STATED PROBLEM — Retype every entry word for word.

Stored data entries
start

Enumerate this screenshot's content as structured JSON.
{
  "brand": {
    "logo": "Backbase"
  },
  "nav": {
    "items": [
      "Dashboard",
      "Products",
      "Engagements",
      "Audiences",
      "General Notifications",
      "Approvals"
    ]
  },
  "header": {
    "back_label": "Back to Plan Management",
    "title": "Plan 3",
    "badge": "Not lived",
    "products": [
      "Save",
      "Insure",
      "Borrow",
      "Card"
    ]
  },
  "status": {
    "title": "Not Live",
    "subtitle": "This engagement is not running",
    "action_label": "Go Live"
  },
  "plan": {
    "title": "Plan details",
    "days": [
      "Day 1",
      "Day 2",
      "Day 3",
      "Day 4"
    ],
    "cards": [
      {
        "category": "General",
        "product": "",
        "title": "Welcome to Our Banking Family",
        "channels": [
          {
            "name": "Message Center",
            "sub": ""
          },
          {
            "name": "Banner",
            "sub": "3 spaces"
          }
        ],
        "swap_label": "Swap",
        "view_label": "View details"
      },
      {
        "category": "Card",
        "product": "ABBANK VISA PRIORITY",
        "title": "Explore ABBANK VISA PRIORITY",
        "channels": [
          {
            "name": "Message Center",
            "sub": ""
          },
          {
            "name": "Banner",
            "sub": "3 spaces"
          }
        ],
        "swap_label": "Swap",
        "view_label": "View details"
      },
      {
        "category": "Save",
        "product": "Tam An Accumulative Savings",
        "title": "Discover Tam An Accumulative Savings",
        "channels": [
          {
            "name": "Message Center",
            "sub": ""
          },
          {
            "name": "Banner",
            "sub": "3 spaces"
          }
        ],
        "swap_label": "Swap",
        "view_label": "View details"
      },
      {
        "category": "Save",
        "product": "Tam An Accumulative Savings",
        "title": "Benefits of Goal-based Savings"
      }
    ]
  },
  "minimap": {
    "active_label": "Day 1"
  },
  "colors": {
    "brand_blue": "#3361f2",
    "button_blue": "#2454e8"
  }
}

end

THE RESULT —
Enumerate this screenshot's content as structured JSON.
{
  "brand": {
    "logo": "Backbase"
  },
  "nav": {
    "items": [
      "Dashboard",
      "Products",
      "Engagements",
      "Audiences",
      "General Notifications",
      "Approvals"
    ]
  },
  "header": {
    "back_label": "Back to Plan Management",
    "title": "Plan 3",
    "badge": "Not lived",
    "products": [
      "Save",
      "Insure",
      "Borrow",
      "Card"
    ]
  },
  "status": {
    "title": "Not Live",
    "subtitle": "This engagement is not running",
    "action_label": "Go Live"
  },
  "plan": {
    "title": "Plan details",
    "days": [
      "Day 1",
      "Day 2",
      "Day 3",
      "Day 4"
    ],
    "cards": [
      {
        "category": "General",
        "product": "",
        "title": "Welcome to Our Banking Family",
        "channels": [
          {
            "name": "Message Center",
            "sub": ""
          },
          {
            "name": "Banner",
            "sub": "3 spaces"
          }
        ],
        "swap_label": "Swap",
        "view_label": "View details"
      },
      {
        "category": "Card",
        "product": "ABBANK VISA PRIORITY",
        "title": "Explore ABBANK VISA PRIORITY",
        "channels": [
          {
            "name": "Message Center",
            "sub": ""
          },
          {
            "name": "Banner",
            "sub": "3 spaces"
          }
        ],
        "swap_label": "Swap",
        "view_label": "View details"
      },
      {
        "category": "Save",
        "product": "Tam An Accumulative Savings",
        "title": "Discover Tam An Accumulative Savings",
        "channels": [
          {
            "name": "Message Center",
            "sub": ""
          },
          {
            "name": "Banner",
            "sub": "3 spaces"
          }
        ],
        "swap_label": "Swap",
        "view_label": "View details"
      },
      {
        "category": "Save",
        "product": "Tam An Accumulative Savings",
        "title": "Benefits of Goal-based Savings"
      }
    ]
  },
  "minimap": {
    "active_label": "Day 1"
  },
  "colors": {
    "brand_blue": "#3361f2",
    "button_blue": "#2454e8"
  }
}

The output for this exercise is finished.